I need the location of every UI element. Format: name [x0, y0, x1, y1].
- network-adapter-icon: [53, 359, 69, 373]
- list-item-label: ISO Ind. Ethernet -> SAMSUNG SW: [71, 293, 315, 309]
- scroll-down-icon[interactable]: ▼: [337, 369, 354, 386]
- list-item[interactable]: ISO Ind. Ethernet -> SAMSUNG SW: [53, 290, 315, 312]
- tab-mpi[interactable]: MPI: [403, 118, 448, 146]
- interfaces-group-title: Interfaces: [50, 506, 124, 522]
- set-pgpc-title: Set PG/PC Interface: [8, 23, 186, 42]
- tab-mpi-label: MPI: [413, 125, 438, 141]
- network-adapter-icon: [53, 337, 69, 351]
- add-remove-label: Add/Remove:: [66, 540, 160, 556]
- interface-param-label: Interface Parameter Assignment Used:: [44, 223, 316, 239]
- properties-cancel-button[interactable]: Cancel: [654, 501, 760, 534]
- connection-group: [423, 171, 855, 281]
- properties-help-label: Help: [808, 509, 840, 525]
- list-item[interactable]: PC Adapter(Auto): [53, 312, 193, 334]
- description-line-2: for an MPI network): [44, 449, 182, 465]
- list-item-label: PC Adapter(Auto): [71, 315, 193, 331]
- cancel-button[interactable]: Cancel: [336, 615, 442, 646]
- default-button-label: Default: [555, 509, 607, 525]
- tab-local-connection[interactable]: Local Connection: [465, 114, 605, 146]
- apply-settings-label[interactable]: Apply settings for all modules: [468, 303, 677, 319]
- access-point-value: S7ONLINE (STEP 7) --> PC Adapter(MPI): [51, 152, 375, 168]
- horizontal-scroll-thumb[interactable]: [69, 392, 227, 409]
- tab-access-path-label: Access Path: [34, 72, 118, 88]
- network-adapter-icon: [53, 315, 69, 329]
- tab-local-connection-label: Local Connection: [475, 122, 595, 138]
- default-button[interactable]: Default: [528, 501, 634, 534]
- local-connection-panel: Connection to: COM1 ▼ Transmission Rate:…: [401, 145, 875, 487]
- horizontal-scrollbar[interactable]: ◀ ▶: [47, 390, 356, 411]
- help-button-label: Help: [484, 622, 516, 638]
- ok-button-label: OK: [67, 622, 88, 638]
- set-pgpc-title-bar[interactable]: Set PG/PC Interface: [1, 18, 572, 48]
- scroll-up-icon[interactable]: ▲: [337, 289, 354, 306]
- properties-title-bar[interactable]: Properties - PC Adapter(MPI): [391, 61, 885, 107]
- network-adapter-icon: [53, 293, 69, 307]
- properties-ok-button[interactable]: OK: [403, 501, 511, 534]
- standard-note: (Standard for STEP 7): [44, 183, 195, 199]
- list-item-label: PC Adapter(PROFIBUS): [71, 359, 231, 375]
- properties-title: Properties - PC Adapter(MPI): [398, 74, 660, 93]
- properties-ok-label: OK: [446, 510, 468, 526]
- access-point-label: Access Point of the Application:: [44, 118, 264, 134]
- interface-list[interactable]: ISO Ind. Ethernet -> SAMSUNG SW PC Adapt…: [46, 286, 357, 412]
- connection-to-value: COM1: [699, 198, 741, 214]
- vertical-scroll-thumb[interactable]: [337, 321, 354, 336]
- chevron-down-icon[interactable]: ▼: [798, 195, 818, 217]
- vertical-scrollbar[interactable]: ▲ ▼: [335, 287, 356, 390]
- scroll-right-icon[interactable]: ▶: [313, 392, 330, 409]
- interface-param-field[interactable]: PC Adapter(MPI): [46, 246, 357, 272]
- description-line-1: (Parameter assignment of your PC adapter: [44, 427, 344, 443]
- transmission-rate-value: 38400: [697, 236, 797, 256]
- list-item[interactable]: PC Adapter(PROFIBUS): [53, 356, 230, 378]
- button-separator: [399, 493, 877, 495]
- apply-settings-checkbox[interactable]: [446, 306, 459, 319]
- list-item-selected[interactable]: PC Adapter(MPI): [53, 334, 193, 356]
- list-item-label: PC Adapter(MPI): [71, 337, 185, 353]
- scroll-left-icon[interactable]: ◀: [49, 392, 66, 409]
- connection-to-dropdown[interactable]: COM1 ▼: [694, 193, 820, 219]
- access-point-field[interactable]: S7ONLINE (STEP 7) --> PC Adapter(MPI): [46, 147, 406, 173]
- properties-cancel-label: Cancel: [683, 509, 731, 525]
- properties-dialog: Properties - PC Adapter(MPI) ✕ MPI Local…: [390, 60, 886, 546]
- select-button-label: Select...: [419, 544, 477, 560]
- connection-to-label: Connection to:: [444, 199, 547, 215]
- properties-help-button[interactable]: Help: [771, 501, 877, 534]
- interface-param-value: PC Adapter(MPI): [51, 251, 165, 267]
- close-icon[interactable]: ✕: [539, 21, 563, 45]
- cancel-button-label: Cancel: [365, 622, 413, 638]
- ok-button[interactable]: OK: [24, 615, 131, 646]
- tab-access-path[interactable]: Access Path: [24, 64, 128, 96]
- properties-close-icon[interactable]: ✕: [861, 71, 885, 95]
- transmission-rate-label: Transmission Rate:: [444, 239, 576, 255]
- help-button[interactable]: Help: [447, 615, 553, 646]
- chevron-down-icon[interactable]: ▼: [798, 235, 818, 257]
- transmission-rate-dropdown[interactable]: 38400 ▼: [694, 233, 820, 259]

######

Reproduce every line of the records above, word for word and with nothing changed.

I need the location of every UI element. Format: name [x0, y0, x1, y1].
- network-adapter-icon: [53, 359, 69, 373]
- list-item-label: ISO Ind. Ethernet -> SAMSUNG SW: [71, 293, 315, 309]
- scroll-down-icon[interactable]: ▼: [337, 369, 354, 386]
- list-item[interactable]: ISO Ind. Ethernet -> SAMSUNG SW: [53, 290, 315, 312]
- tab-mpi[interactable]: MPI: [403, 118, 448, 146]
- interfaces-group-title: Interfaces: [50, 506, 124, 522]
- set-pgpc-title: Set PG/PC Interface: [8, 23, 186, 42]
- tab-mpi-label: MPI: [413, 125, 438, 141]
- network-adapter-icon: [53, 337, 69, 351]
- add-remove-label: Add/Remove:: [66, 540, 160, 556]
- interface-param-label: Interface Parameter Assignment Used:: [44, 223, 316, 239]
- properties-cancel-button[interactable]: Cancel: [654, 501, 760, 534]
- connection-group: [423, 171, 855, 281]
- properties-help-label: Help: [808, 509, 840, 525]
- list-item[interactable]: PC Adapter(Auto): [53, 312, 193, 334]
- description-line-2: for an MPI network): [44, 449, 182, 465]
- list-item-label: PC Adapter(Auto): [71, 315, 193, 331]
- cancel-button[interactable]: Cancel: [336, 615, 442, 646]
- default-button-label: Default: [555, 509, 607, 525]
- tab-local-connection[interactable]: Local Connection: [465, 114, 605, 146]
- apply-settings-label[interactable]: Apply settings for all modules: [468, 303, 677, 319]
- access-point-value: S7ONLINE (STEP 7) --> PC Adapter(MPI): [51, 152, 375, 168]
- horizontal-scroll-thumb[interactable]: [69, 392, 227, 409]
- tab-access-path-label: Access Path: [34, 72, 118, 88]
- network-adapter-icon: [53, 315, 69, 329]
- tab-local-connection-label: Local Connection: [475, 122, 595, 138]
- default-button[interactable]: Default: [528, 501, 634, 534]
- local-connection-panel: Connection to: COM1 ▼ Transmission Rate:…: [401, 145, 875, 487]
- horizontal-scrollbar[interactable]: ◀ ▶: [47, 390, 356, 411]
- help-button-label: Help: [484, 622, 516, 638]
- ok-button-label: OK: [67, 622, 88, 638]
- set-pgpc-title-bar[interactable]: Set PG/PC Interface: [1, 18, 572, 48]
- scroll-up-icon[interactable]: ▲: [337, 289, 354, 306]
- properties-title-bar[interactable]: Properties - PC Adapter(MPI): [391, 61, 885, 107]
- network-adapter-icon: [53, 293, 69, 307]
- properties-ok-button[interactable]: OK: [403, 501, 511, 534]
- standard-note: (Standard for STEP 7): [44, 183, 195, 199]
- list-item-label: PC Adapter(PROFIBUS): [71, 359, 231, 375]
- properties-title: Properties - PC Adapter(MPI): [398, 74, 660, 93]
- properties-ok-label: OK: [446, 510, 468, 526]
- access-point-label: Access Point of the Application:: [44, 118, 264, 134]
- interface-list[interactable]: ISO Ind. Ethernet -> SAMSUNG SW PC Adapt…: [46, 286, 357, 412]
- connection-to-value: COM1: [699, 198, 741, 214]
- vertical-scroll-thumb[interactable]: [337, 321, 354, 336]
- chevron-down-icon[interactable]: ▼: [798, 195, 818, 217]
- vertical-scrollbar[interactable]: ▲ ▼: [335, 287, 356, 390]
- scroll-right-icon[interactable]: ▶: [313, 392, 330, 409]
- interface-param-field[interactable]: PC Adapter(MPI): [46, 246, 357, 272]
- description-line-1: (Parameter assignment of your PC adapter: [44, 427, 344, 443]
- transmission-rate-value: 38400: [697, 236, 797, 256]
- list-item[interactable]: PC Adapter(PROFIBUS): [53, 356, 230, 378]
- button-separator: [399, 493, 877, 495]
- apply-settings-checkbox[interactable]: [446, 306, 459, 319]
- list-item-selected[interactable]: PC Adapter(MPI): [53, 334, 193, 356]
- list-item-label: PC Adapter(MPI): [71, 337, 185, 353]
- scroll-left-icon[interactable]: ◀: [49, 392, 66, 409]
- connection-to-dropdown[interactable]: COM1 ▼: [694, 193, 820, 219]
- access-point-field[interactable]: S7ONLINE (STEP 7) --> PC Adapter(MPI): [46, 147, 406, 173]
- properties-cancel-label: Cancel: [683, 509, 731, 525]
- properties-dialog: Properties - PC Adapter(MPI) ✕ MPI Local…: [390, 60, 886, 546]
- select-button-label: Select...: [419, 544, 477, 560]
- connection-to-label: Connection to:: [444, 199, 547, 215]
- properties-help-button[interactable]: Help: [771, 501, 877, 534]
- interface-param-value: PC Adapter(MPI): [51, 251, 165, 267]
- close-icon[interactable]: ✕: [539, 21, 563, 45]
- cancel-button-label: Cancel: [365, 622, 413, 638]
- ok-button[interactable]: OK: [24, 615, 131, 646]
- tab-access-path[interactable]: Access Path: [24, 64, 128, 96]
- properties-close-icon[interactable]: ✕: [861, 71, 885, 95]
- transmission-rate-label: Transmission Rate:: [444, 239, 576, 255]
- help-button[interactable]: Help: [447, 615, 553, 646]
- chevron-down-icon[interactable]: ▼: [798, 235, 818, 257]
- transmission-rate-dropdown[interactable]: 38400 ▼: [694, 233, 820, 259]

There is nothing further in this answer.